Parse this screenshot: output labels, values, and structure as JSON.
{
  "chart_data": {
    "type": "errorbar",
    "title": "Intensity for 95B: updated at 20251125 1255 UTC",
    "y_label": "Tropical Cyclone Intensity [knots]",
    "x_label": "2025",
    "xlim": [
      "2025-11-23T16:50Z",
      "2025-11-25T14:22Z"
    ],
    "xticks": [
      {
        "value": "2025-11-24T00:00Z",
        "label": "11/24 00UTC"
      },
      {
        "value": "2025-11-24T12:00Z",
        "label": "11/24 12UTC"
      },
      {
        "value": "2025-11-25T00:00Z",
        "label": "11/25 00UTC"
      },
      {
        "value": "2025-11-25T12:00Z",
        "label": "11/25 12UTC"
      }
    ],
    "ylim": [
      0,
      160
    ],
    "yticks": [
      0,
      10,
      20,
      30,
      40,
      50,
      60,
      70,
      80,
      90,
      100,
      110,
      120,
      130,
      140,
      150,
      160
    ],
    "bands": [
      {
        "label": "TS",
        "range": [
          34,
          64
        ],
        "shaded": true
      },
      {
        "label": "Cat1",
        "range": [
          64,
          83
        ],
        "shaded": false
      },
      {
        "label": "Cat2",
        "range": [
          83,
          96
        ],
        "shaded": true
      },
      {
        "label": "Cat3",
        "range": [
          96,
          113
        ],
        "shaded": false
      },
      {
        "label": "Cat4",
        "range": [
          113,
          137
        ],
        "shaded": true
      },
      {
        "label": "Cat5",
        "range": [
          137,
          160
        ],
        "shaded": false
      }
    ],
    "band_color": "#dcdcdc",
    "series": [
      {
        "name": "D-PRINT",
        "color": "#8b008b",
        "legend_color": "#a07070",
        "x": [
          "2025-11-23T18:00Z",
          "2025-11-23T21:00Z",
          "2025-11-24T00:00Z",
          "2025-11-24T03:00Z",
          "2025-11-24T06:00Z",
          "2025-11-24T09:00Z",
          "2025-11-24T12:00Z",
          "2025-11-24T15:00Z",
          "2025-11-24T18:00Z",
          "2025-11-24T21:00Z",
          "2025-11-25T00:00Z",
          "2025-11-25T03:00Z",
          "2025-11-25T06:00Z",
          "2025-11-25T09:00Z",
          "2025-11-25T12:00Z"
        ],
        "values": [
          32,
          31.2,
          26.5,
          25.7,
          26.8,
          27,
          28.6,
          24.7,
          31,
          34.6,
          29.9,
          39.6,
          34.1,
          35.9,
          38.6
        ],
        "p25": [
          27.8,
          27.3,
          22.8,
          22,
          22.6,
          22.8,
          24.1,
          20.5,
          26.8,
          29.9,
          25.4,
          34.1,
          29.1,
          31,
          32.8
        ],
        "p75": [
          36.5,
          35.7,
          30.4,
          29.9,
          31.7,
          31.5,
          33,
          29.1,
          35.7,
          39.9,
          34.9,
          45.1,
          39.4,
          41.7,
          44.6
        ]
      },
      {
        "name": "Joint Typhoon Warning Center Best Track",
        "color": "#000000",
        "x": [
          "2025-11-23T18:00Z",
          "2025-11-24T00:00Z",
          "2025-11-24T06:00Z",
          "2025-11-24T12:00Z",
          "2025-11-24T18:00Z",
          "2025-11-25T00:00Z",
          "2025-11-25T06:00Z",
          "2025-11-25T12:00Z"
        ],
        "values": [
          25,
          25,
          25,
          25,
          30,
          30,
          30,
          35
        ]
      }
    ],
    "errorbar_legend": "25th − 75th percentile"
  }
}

### Exercise prompt
Determine the number of lines in the records that include the string "Intensity", and respond with that number only.

### Output of the task
2